● **Problem details**
Your task is to copy every line of this material exactly.

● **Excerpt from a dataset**
○ ○ ○

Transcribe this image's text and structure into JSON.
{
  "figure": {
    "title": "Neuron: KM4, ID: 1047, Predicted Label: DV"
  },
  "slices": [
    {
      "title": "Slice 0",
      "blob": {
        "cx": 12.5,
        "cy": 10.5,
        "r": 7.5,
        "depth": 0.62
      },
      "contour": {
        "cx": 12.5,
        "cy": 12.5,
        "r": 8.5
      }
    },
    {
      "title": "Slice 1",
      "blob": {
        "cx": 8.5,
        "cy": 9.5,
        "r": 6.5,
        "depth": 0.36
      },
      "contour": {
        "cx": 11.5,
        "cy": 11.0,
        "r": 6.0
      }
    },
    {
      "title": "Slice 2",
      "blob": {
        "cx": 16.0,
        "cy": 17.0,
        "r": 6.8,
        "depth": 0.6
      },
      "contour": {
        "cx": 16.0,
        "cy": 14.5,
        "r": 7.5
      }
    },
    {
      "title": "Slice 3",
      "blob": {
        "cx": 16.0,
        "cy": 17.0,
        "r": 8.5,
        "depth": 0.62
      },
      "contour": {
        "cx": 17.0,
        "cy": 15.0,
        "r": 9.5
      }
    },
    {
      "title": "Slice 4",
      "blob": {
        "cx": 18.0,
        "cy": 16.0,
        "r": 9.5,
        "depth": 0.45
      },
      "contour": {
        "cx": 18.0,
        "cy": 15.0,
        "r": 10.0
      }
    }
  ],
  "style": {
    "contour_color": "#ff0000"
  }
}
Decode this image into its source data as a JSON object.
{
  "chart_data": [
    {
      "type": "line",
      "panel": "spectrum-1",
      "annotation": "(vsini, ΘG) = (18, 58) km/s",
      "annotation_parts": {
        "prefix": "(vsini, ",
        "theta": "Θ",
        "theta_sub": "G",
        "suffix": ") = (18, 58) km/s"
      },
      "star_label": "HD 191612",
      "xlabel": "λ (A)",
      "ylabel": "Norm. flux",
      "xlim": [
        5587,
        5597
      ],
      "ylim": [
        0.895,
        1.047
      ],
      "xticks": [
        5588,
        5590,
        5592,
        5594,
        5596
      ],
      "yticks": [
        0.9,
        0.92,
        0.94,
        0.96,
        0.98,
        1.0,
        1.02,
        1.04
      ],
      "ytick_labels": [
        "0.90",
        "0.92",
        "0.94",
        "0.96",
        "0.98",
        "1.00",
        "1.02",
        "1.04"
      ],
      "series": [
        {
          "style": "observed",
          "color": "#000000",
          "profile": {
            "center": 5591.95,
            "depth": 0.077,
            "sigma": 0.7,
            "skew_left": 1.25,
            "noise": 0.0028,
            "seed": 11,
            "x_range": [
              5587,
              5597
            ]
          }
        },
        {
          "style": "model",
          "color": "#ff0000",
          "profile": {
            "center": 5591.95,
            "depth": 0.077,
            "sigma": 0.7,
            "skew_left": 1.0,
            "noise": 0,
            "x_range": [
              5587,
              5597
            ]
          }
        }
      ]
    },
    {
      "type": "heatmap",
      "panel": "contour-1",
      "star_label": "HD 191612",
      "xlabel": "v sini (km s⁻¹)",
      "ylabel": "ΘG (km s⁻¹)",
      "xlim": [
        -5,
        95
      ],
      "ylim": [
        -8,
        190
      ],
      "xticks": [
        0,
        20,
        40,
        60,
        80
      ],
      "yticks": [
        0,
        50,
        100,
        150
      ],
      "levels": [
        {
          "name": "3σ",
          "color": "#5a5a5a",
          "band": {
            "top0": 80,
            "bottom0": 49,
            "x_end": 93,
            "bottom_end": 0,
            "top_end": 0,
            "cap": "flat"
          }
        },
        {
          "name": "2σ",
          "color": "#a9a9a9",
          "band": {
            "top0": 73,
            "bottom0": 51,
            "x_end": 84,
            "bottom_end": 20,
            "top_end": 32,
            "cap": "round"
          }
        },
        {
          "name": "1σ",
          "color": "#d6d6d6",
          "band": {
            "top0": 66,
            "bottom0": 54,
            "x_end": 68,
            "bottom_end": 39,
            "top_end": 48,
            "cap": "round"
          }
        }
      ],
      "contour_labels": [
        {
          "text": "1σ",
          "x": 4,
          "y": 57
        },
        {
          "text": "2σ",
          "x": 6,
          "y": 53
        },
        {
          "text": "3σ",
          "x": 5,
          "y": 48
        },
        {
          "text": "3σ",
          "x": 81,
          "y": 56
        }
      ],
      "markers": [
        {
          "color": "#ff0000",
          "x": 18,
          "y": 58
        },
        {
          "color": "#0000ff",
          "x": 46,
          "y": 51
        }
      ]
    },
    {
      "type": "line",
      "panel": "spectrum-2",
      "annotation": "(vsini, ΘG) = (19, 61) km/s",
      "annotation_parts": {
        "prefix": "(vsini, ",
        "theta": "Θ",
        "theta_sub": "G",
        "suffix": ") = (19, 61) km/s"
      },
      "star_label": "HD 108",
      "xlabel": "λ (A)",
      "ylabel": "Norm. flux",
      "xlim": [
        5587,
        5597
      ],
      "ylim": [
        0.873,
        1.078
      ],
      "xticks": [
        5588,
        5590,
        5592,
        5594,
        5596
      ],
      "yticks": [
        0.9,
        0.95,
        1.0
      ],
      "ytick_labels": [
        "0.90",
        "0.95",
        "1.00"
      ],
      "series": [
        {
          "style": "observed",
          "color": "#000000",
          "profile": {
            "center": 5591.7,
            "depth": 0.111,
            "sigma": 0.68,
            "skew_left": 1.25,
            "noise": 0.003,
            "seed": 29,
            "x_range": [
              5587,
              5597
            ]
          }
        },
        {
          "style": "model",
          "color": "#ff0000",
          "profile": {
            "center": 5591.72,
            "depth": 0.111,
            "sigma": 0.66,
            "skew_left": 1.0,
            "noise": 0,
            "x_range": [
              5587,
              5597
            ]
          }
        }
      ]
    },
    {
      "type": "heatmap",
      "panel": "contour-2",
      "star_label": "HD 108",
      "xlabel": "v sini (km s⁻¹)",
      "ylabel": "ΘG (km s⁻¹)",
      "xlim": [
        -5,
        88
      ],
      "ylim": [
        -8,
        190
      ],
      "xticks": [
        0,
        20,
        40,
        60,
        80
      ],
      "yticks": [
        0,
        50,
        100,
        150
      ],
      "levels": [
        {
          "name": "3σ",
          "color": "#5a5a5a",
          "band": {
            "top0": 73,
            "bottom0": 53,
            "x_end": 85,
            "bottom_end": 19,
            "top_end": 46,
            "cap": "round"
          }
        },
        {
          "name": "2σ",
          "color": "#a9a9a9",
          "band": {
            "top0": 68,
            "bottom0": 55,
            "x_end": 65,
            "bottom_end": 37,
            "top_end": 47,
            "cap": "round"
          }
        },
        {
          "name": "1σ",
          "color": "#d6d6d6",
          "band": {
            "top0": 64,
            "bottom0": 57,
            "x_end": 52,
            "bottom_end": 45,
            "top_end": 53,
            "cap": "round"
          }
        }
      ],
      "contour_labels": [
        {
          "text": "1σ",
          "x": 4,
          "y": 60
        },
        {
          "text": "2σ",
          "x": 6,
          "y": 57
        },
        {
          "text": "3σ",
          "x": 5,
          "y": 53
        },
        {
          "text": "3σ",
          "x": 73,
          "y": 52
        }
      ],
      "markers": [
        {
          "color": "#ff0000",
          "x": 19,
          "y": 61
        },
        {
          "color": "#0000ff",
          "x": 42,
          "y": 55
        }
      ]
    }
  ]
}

○ ○ ○

● **Solved problem**
Transcribe this image's text and structure into JSON.
{
  "figure": {
    "title": "Neuron: KM4, ID: 1047, Predicted Label: DV"
  },
  "slices": [
    {
      "title": "Slice 0",
      "blob": {
        "cx": 12.5,
        "cy": 10.5,
        "r": 7.5,
        "depth": 0.62
      },
      "contour": {
        "cx": 12.5,
        "cy": 12.5,
        "r": 8.5
      }
    },
    {
      "title": "Slice 1",
      "blob": {
        "cx": 8.5,
        "cy": 9.5,
        "r": 6.5,
        "depth": 0.36
      },
      "contour": {
        "cx": 11.5,
        "cy": 11.0,
        "r": 6.0
      }
    },
    {
      "title": "Slice 2",
      "blob": {
        "cx": 16.0,
        "cy": 17.0,
        "r": 6.8,
        "depth": 0.6
      },
      "contour": {
        "cx": 16.0,
        "cy": 14.5,
        "r": 7.5
      }
    },
    {
      "title": "Slice 3",
      "blob": {
        "cx": 16.0,
        "cy": 17.0,
        "r": 8.5,
        "depth": 0.62
      },
      "contour": {
        "cx": 17.0,
        "cy": 15.0,
        "r": 9.5
      }
    },
    {
      "title": "Slice 4",
      "blob": {
        "cx": 18.0,
        "cy": 16.0,
        "r": 9.5,
        "depth": 0.45
      },
      "contour": {
        "cx": 18.0,
        "cy": 15.0,
        "r": 10.0
      }
    }
  ],
  "style": {
    "contour_color": "#ff0000"
  }
}
Decode this image into its source data as a JSON object.
{
  "chart_data": [
    {
      "type": "line",
      "panel": "spectrum-1",
      "annotation": "(vsini, ΘG) = (18, 58) km/s",
      "annotation_parts": {
        "prefix": "(vsini, ",
        "theta": "Θ",
        "theta_sub": "G",
        "suffix": ") = (18, 58) km/s"
      },
      "star_label": "HD 191612",
      "xlabel": "λ (A)",
      "ylabel": "Norm. flux",
      "xlim": [
        5587,
        5597
      ],
      "ylim": [
        0.895,
        1.047
      ],
      "xticks": [
        5588,
        5590,
        5592,
        5594,
        5596
      ],
      "yticks": [
        0.9,
        0.92,
        0.94,
        0.96,
        0.98,
        1.0,
        1.02,
        1.04
      ],
      "ytick_labels": [
        "0.90",
        "0.92",
        "0.94",
        "0.96",
        "0.98",
        "1.00",
        "1.02",
        "1.04"
      ],
      "series": [
        {
          "style": "observed",
          "color": "#000000",
          "profile": {
            "center": 5591.95,
            "depth": 0.077,
            "sigma": 0.7,
            "skew_left": 1.25,
            "noise": 0.0028,
            "seed": 11,
            "x_range": [
              5587,
              5597
            ]
          }
        },
        {
          "style": "model",
          "color": "#ff0000",
          "profile": {
            "center": 5591.95,
            "depth": 0.077,
            "sigma": 0.7,
            "skew_left": 1.0,
            "noise": 0,
            "x_range": [
              5587,
              5597
            ]
          }
        }
      ]
    },
    {
      "type": "heatmap",
      "panel": "contour-1",
      "star_label": "HD 191612",
      "xlabel": "v sini (km s⁻¹)",
      "ylabel": "ΘG (km s⁻¹)",
      "xlim": [
        -5,
        95
      ],
      "ylim": [
        -8,
        190
      ],
      "xticks": [
        0,
        20,
        40,
        60,
        80
      ],
      "yticks": [
        0,
        50,
        100,
        150
      ],
      "levels": [
        {
          "name": "3σ",
          "color": "#5a5a5a",
          "band": {
            "top0": 80,
            "bottom0": 49,
            "x_end": 93,
            "bottom_end": 0,
            "top_end": 0,
            "cap": "flat"
          }
        },
        {
          "name": "2σ",
          "color": "#a9a9a9",
          "band": {
            "top0": 73,
            "bottom0": 51,
            "x_end": 84,
            "bottom_end": 20,
            "top_end": 32,
            "cap": "round"
          }
        },
        {
          "name": "1σ",
          "color": "#d6d6d6",
          "band": {
            "top0": 66,
            "bottom0": 54,
            "x_end": 68,
            "bottom_end": 39,
            "top_end": 48,
            "cap": "round"
          }
        }
      ],
      "contour_labels": [
        {
          "text": "1σ",
          "x": 4,
          "y": 57
        },
        {
          "text": "2σ",
          "x": 6,
          "y": 53
        },
        {
          "text": "3σ",
          "x": 5,
          "y": 48
        },
        {
          "text": "3σ",
          "x": 81,
          "y": 56
        }
      ],
      "markers": [
        {
          "color": "#ff0000",
          "x": 18,
          "y": 58
        },
        {
          "color": "#0000ff",
          "x": 46,
          "y": 51
        }
      ]
    },
    {
      "type": "line",
      "panel": "spectrum-2",
      "annotation": "(vsini, ΘG) = (19, 61) km/s",
      "annotation_parts": {
        "prefix": "(vsini, ",
        "theta": "Θ",
        "theta_sub": "G",
        "suffix": ") = (19, 61) km/s"
      },
      "star_label": "HD 108",
      "xlabel": "λ (A)",
      "ylabel": "Norm. flux",
      "xlim": [
        5587,
        5597
      ],
      "ylim": [
        0.873,
        1.078
      ],
      "xticks": [
        5588,
        5590,
        5592,
        5594,
        5596
      ],
      "yticks": [
        0.9,
        0.95,
        1.0
      ],
      "ytick_labels": [
        "0.90",
        "0.95",
        "1.00"
      ],
      "series": [
        {
          "style": "observed",
          "color": "#000000",
          "profile": {
            "center": 5591.7,
            "depth": 0.111,
            "sigma": 0.68,
            "skew_left": 1.25,
            "noise": 0.003,
            "seed": 29,
            "x_range": [
              5587,
              5597
            ]
          }
        },
        {
          "style": "model",
          "color": "#ff0000",
          "profile": {
            "center": 5591.72,
            "depth": 0.111,
            "sigma": 0.66,
            "skew_left": 1.0,
            "noise": 0,
            "x_range": [
              5587,
              5597
            ]
          }
        }
      ]
    },
    {
      "type": "heatmap",
      "panel": "contour-2",
      "star_label": "HD 108",
      "xlabel": "v sini (km s⁻¹)",
      "ylabel": "ΘG (km s⁻¹)",
      "xlim": [
        -5,
        88
      ],
      "ylim": [
        -8,
        190
      ],
      "xticks": [
        0,
        20,
        40,
        60,
        80
      ],
      "yticks": [
        0,
        50,
        100,
        150
      ],
      "levels": [
        {
          "name": "3σ",
          "color": "#5a5a5a",
          "band": {
            "top0": 73,
            "bottom0": 53,
            "x_end": 85,
            "bottom_end": 19,
            "top_end": 46,
            "cap": "round"
          }
        },
        {
          "name": "2σ",
          "color": "#a9a9a9",
          "band": {
            "top0": 68,
            "bottom0": 55,
            "x_end": 65,
            "bottom_end": 37,
            "top_end": 47,
            "cap": "round"
          }
        },
        {
          "name": "1σ",
          "color": "#d6d6d6",
          "band": {
            "top0": 64,
            "bottom0": 57,
            "x_end": 52,
            "bottom_end": 45,
            "top_end": 53,
            "cap": "round"
          }
        }
      ],
      "contour_labels": [
        {
          "text": "1σ",
          "x": 4,
          "y": 60
        },
        {
          "text": "2σ",
          "x": 6,
          "y": 57
        },
        {
          "text": "3σ",
          "x": 5,
          "y": 53
        },
        {
          "text": "3σ",
          "x": 73,
          "y": 52
        }
      ],
      "markers": [
        {
          "color": "#ff0000",
          "x": 19,
          "y": 61
        },
        {
          "color": "#0000ff",
          "x": 42,
          "y": 55
        }
      ]
    }
  ]
}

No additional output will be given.